Records that describe figures
#####
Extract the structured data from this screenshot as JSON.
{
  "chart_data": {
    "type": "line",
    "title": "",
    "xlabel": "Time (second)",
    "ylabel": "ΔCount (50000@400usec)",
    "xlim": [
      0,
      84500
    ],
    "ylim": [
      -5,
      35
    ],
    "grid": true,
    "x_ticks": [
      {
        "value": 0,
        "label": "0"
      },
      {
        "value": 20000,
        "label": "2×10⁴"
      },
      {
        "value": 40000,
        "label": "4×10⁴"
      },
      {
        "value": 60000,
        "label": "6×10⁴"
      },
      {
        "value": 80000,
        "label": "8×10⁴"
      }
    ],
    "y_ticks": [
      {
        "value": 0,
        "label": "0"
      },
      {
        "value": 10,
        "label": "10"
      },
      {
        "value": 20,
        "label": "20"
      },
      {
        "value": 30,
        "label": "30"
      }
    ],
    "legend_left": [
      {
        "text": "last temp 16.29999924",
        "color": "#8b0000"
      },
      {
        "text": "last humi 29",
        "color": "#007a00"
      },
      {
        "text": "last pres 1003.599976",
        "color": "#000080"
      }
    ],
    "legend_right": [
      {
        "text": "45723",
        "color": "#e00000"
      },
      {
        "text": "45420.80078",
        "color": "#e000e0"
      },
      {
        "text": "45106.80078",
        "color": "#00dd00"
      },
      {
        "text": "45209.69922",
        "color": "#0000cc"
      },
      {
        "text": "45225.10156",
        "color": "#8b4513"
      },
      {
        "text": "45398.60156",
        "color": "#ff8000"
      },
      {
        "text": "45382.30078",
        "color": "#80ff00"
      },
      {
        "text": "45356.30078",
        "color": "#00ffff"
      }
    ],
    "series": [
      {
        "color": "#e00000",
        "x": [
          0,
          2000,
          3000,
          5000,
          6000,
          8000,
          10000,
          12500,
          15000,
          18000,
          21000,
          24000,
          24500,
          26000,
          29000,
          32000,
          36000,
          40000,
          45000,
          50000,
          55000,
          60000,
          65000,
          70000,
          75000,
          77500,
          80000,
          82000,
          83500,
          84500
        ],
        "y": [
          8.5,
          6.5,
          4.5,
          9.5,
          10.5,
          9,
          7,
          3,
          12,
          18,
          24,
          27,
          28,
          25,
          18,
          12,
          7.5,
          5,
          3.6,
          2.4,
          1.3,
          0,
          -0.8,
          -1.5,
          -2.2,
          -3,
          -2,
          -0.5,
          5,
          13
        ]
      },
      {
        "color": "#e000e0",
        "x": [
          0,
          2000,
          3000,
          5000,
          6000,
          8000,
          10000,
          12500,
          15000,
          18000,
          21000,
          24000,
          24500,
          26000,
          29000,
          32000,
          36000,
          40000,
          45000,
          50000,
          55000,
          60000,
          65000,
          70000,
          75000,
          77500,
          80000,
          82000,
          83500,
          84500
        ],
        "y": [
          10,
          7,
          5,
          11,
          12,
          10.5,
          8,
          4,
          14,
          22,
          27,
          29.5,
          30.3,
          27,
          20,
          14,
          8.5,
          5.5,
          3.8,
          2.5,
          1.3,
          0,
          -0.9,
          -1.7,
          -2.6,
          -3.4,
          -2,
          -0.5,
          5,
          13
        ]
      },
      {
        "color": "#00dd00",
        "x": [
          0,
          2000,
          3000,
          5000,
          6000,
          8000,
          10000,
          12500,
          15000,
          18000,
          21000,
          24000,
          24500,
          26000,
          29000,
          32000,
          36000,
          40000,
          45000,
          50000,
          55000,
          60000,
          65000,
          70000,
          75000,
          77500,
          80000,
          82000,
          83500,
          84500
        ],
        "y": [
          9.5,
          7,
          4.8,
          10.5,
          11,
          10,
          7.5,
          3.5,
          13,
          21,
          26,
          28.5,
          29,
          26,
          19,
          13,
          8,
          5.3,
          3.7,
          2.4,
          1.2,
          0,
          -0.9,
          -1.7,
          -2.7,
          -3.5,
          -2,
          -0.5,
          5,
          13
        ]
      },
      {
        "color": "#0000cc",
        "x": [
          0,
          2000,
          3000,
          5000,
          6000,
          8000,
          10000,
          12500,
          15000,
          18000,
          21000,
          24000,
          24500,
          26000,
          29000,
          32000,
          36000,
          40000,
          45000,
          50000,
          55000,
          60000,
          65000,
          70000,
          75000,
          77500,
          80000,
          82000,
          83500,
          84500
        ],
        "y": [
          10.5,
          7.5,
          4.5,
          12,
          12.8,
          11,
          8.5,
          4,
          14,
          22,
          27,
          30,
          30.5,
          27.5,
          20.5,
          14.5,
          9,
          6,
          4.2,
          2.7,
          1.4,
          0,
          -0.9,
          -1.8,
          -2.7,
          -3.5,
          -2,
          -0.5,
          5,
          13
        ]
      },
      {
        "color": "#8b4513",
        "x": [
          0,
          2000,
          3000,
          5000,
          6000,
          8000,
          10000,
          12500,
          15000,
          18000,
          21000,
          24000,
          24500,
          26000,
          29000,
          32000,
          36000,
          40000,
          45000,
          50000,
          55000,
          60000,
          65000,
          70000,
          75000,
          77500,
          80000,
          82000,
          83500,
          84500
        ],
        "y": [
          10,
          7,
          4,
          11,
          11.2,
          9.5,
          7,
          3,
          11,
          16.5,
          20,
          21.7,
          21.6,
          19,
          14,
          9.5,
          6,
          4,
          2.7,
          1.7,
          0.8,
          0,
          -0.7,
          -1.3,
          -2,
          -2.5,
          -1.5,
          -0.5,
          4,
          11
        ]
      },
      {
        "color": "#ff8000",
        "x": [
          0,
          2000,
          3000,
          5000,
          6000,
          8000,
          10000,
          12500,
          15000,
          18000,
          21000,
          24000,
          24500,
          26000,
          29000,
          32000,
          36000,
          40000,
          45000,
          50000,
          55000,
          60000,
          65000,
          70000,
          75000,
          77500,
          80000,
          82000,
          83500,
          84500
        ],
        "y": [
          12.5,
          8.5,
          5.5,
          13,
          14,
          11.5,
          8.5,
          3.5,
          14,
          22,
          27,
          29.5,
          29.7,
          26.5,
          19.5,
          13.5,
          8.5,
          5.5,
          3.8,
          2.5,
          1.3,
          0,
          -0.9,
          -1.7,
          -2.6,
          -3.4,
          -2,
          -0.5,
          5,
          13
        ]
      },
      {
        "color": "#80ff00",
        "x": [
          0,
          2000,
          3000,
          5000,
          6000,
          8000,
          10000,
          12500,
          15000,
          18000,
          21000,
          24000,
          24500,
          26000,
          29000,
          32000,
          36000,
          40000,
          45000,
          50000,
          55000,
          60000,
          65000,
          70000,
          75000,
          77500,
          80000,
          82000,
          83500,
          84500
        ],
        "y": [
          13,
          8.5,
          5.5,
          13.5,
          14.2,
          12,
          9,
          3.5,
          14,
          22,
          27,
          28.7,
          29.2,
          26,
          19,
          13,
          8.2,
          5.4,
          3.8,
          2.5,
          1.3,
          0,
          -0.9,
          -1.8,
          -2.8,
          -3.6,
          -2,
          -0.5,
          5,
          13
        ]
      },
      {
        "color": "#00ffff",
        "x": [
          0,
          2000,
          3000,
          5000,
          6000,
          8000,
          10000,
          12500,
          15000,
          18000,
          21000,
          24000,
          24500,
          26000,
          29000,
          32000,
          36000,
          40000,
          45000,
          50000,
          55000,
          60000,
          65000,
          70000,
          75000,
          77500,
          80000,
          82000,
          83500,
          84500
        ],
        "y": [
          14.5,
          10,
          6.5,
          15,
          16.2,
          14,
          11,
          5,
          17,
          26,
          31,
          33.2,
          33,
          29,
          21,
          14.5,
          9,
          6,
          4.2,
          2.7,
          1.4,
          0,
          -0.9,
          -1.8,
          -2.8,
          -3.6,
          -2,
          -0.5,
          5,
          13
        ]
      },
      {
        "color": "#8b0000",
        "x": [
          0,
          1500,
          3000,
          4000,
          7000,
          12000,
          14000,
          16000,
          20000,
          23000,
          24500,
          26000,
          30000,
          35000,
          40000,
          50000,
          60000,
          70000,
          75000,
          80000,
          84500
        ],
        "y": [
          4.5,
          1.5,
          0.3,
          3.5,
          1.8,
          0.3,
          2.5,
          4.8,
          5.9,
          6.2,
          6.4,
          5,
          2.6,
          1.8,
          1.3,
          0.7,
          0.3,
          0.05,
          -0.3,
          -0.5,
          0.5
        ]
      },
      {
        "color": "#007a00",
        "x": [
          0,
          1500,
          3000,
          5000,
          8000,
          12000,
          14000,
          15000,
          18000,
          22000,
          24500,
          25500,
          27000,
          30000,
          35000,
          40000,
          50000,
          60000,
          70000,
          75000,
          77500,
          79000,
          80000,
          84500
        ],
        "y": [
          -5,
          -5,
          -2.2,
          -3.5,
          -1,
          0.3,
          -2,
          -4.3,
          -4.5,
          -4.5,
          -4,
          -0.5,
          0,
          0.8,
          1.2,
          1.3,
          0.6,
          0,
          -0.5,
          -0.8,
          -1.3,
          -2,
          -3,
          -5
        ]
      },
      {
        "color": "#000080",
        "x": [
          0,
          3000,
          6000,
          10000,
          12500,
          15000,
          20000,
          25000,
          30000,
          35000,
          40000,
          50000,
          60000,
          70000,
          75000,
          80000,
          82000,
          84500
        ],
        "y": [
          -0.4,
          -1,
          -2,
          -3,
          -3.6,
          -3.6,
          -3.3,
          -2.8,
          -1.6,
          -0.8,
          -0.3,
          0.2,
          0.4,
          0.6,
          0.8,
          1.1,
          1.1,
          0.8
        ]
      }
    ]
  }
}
#####
(WHAT IS EXPECTED): Give the number of lines that hold the word "text" in these records, with nothing added.

(WRITTEN RESPONSE): 11